→ EXERCISE GOAL
Check every line of the entries below for the word "doposażenie", and copy the ones that have it.
------ DATASET
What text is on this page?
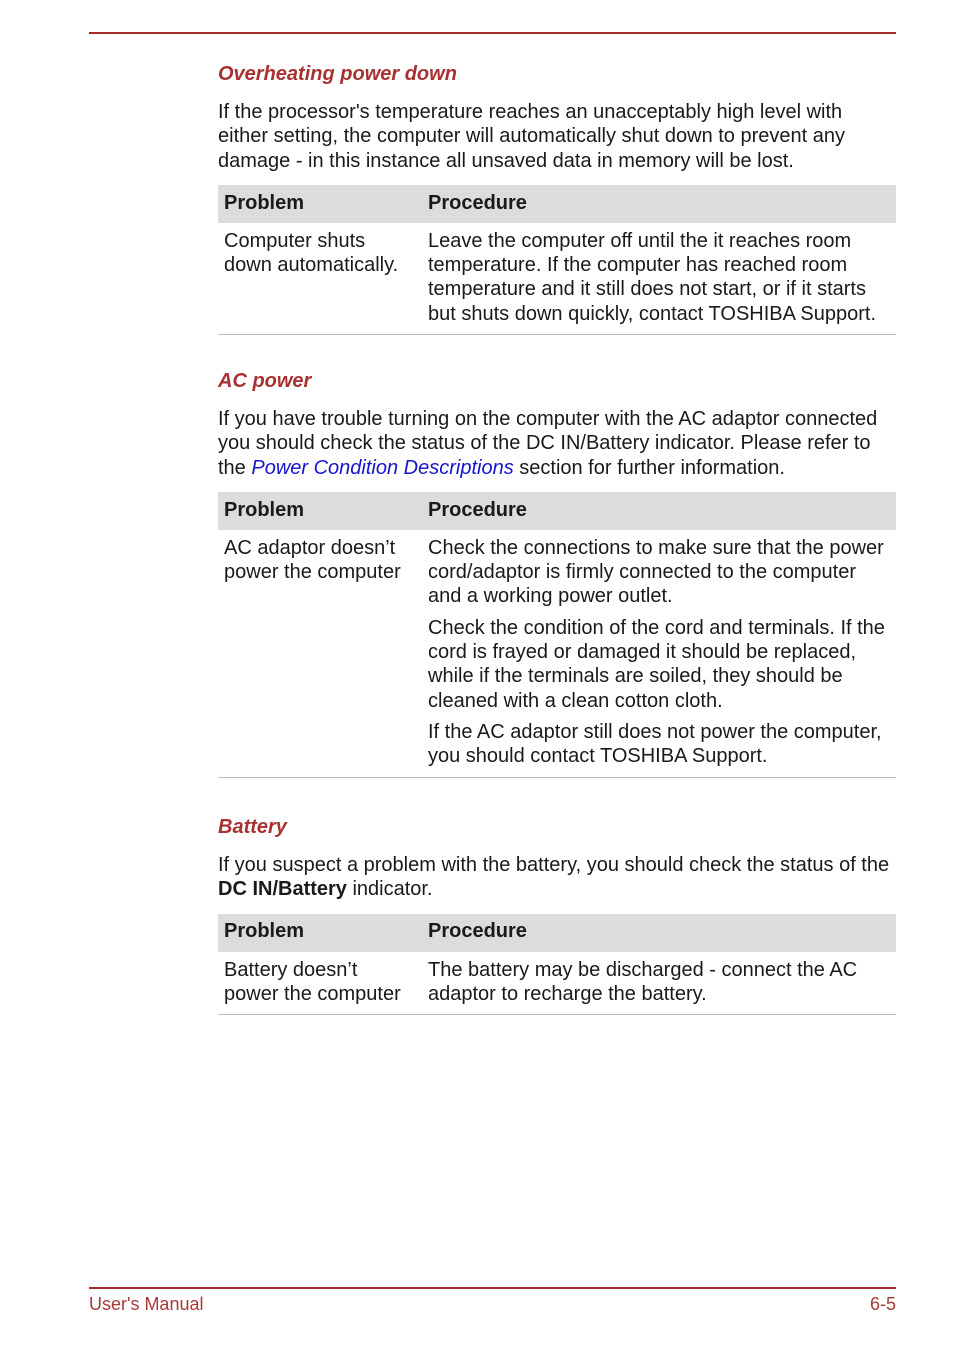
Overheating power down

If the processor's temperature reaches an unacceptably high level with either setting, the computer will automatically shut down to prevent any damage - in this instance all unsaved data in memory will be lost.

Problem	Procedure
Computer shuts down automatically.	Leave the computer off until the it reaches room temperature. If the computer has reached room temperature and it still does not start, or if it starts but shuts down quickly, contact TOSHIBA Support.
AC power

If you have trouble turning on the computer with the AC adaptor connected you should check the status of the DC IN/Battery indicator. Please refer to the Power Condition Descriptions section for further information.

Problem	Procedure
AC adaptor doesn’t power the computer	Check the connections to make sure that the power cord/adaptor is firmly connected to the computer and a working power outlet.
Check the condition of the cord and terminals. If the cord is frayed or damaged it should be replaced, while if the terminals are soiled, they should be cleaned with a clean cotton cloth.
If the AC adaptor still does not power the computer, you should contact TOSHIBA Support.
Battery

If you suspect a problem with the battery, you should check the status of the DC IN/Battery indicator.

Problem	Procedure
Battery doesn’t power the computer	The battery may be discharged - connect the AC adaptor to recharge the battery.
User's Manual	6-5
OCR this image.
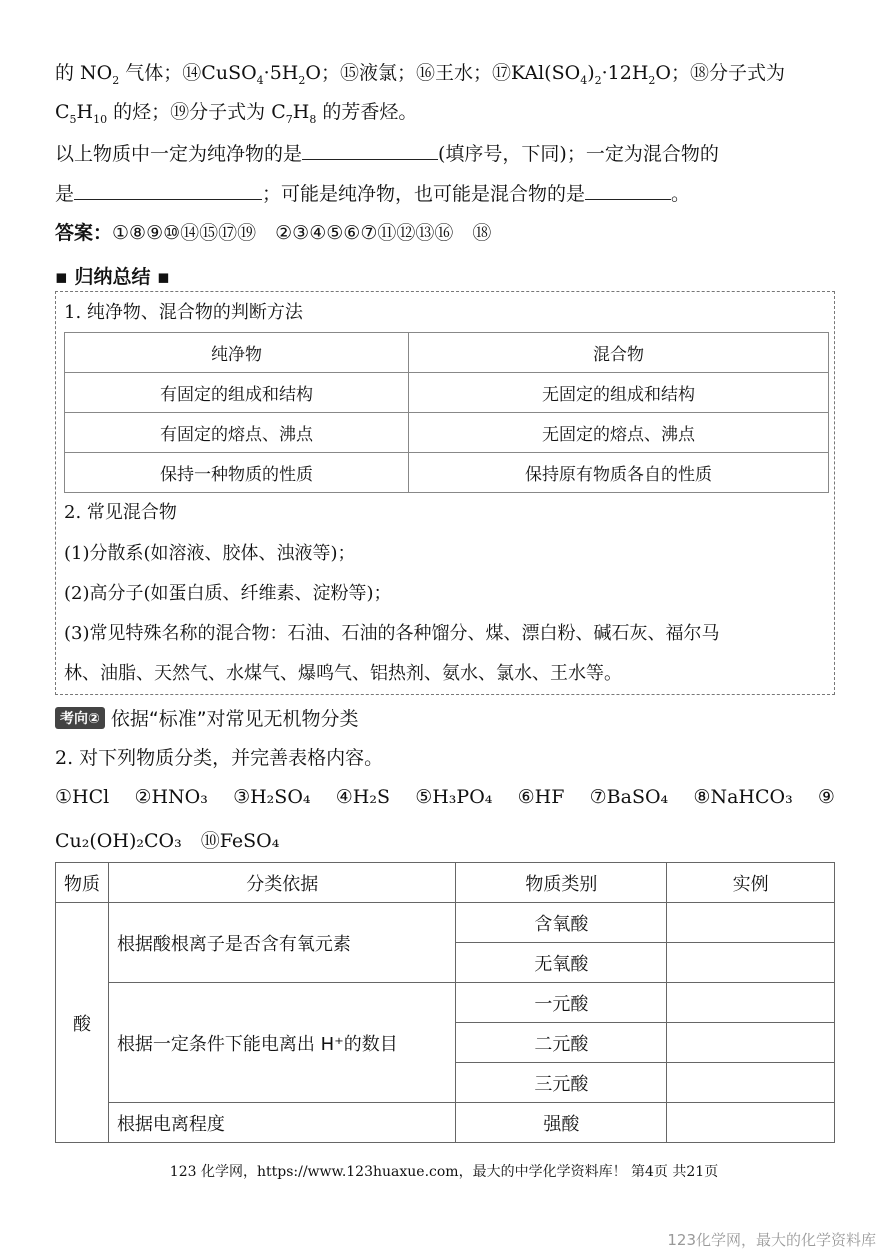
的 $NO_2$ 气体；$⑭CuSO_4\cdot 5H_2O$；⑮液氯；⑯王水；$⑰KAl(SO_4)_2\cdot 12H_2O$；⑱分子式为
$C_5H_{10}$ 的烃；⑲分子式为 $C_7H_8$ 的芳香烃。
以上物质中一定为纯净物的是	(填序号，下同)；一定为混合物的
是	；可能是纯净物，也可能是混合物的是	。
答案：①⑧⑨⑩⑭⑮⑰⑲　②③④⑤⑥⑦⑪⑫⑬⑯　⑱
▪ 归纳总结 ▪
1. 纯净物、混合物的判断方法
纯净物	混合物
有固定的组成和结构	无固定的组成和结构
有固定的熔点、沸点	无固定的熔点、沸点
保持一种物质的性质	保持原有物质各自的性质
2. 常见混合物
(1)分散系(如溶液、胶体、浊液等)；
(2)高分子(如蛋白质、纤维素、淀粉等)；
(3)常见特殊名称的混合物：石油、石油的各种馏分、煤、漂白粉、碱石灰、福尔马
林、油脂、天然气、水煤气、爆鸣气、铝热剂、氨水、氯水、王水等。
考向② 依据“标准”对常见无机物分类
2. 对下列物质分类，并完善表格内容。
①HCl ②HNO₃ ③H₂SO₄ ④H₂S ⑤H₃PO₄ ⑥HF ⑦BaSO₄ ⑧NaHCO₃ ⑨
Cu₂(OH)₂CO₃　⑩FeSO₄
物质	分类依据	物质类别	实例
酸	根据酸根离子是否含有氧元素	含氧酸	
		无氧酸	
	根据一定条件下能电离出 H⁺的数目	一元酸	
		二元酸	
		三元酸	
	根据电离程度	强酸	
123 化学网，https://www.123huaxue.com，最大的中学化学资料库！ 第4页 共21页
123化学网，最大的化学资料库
------------
------ DATASET
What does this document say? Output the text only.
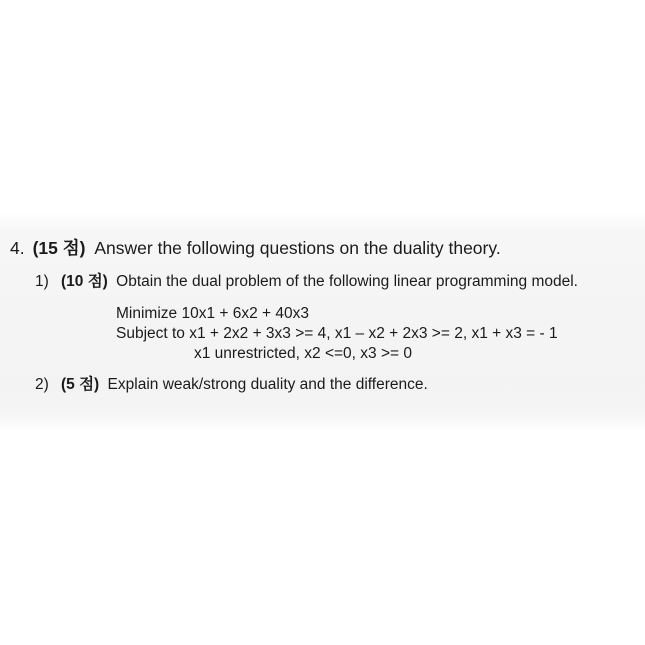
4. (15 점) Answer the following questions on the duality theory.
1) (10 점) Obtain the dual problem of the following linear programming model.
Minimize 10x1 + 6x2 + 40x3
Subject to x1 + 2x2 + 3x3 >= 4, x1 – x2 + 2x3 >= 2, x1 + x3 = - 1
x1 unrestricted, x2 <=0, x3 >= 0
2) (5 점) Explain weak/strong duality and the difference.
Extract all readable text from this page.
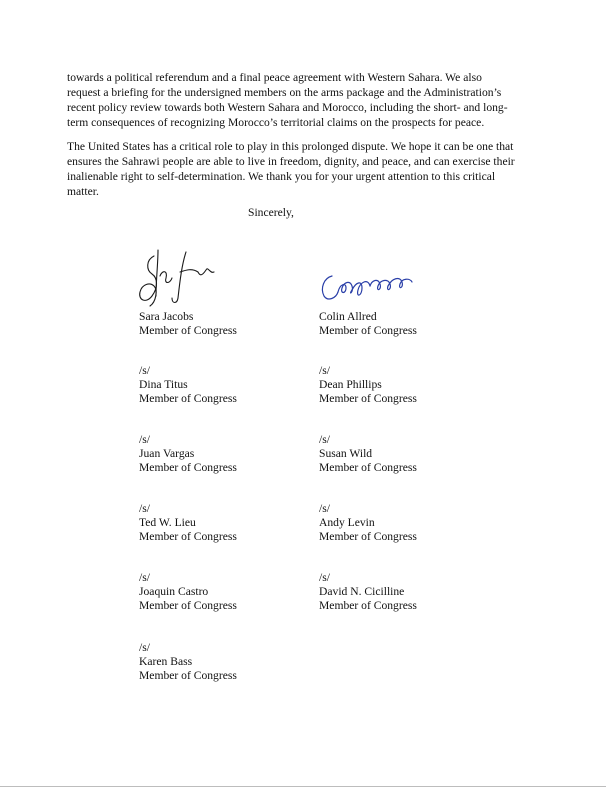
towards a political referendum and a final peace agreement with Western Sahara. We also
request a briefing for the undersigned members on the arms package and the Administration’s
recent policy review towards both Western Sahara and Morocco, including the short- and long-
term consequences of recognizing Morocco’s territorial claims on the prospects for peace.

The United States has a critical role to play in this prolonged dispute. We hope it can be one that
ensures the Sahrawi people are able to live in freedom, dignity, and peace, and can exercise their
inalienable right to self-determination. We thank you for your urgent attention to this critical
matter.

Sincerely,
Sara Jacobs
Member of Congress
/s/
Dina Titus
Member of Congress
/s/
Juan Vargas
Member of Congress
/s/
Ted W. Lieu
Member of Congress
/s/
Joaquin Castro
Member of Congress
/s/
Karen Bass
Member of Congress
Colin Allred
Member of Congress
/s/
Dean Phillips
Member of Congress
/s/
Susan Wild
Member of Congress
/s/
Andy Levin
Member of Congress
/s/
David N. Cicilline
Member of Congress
------------
------ DATASET
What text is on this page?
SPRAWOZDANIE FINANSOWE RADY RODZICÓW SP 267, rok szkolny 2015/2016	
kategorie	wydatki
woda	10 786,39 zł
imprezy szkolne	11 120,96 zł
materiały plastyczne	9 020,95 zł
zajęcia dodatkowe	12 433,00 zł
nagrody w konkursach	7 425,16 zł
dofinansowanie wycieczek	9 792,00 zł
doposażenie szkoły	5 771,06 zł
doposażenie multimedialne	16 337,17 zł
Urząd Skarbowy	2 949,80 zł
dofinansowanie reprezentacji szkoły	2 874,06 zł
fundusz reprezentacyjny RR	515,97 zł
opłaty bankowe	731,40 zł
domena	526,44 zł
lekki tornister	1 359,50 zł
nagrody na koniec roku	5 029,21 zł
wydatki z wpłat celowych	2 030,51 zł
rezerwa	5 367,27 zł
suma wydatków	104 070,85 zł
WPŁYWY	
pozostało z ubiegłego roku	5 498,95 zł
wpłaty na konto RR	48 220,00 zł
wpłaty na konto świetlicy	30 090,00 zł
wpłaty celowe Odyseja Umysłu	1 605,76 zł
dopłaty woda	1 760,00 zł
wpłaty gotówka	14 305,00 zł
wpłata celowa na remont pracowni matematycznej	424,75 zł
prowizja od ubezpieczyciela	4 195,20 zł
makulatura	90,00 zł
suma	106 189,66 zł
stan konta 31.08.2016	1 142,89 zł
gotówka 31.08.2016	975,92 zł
------------
→ OUTPUT OF THE EXERCISE
doposażenie szkoły	5 771,06 zł
doposażenie multimedialne	16 337,17 zł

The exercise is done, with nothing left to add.